*DIRECTION*. Print the records below exactly as they appear.

Rows from a dataset
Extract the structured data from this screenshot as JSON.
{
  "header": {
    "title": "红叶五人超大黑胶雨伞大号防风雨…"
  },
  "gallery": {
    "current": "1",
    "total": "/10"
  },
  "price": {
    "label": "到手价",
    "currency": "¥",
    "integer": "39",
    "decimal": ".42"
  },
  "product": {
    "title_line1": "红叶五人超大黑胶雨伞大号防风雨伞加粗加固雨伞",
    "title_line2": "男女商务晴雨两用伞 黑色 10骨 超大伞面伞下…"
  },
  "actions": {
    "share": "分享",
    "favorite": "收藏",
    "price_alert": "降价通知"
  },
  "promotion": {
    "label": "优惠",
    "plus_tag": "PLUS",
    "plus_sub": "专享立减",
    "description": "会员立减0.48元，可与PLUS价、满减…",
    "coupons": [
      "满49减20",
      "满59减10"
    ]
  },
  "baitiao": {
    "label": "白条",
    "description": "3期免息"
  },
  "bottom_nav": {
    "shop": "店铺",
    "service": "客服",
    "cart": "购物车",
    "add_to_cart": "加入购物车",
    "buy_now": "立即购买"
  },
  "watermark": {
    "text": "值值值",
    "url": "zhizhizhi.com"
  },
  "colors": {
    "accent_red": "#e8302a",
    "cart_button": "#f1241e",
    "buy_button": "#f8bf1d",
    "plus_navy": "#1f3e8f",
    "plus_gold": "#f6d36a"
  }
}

*SOLUTION TO THIS PROBLEM*.
Extract the structured data from this screenshot as JSON.
{
  "header": {
    "title": "红叶五人超大黑胶雨伞大号防风雨…"
  },
  "gallery": {
    "current": "1",
    "total": "/10"
  },
  "price": {
    "label": "到手价",
    "currency": "¥",
    "integer": "39",
    "decimal": ".42"
  },
  "product": {
    "title_line1": "红叶五人超大黑胶雨伞大号防风雨伞加粗加固雨伞",
    "title_line2": "男女商务晴雨两用伞 黑色 10骨 超大伞面伞下…"
  },
  "actions": {
    "share": "分享",
    "favorite": "收藏",
    "price_alert": "降价通知"
  },
  "promotion": {
    "label": "优惠",
    "plus_tag": "PLUS",
    "plus_sub": "专享立减",
    "description": "会员立减0.48元，可与PLUS价、满减…",
    "coupons": [
      "满49减20",
      "满59减10"
    ]
  },
  "baitiao": {
    "label": "白条",
    "description": "3期免息"
  },
  "bottom_nav": {
    "shop": "店铺",
    "service": "客服",
    "cart": "购物车",
    "add_to_cart": "加入购物车",
    "buy_now": "立即购买"
  },
  "watermark": {
    "text": "值值值",
    "url": "zhizhizhi.com"
  },
  "colors": {
    "accent_red": "#e8302a",
    "cart_button": "#f1241e",
    "buy_button": "#f8bf1d",
    "plus_navy": "#1f3e8f",
    "plus_gold": "#f6d36a"
  }
}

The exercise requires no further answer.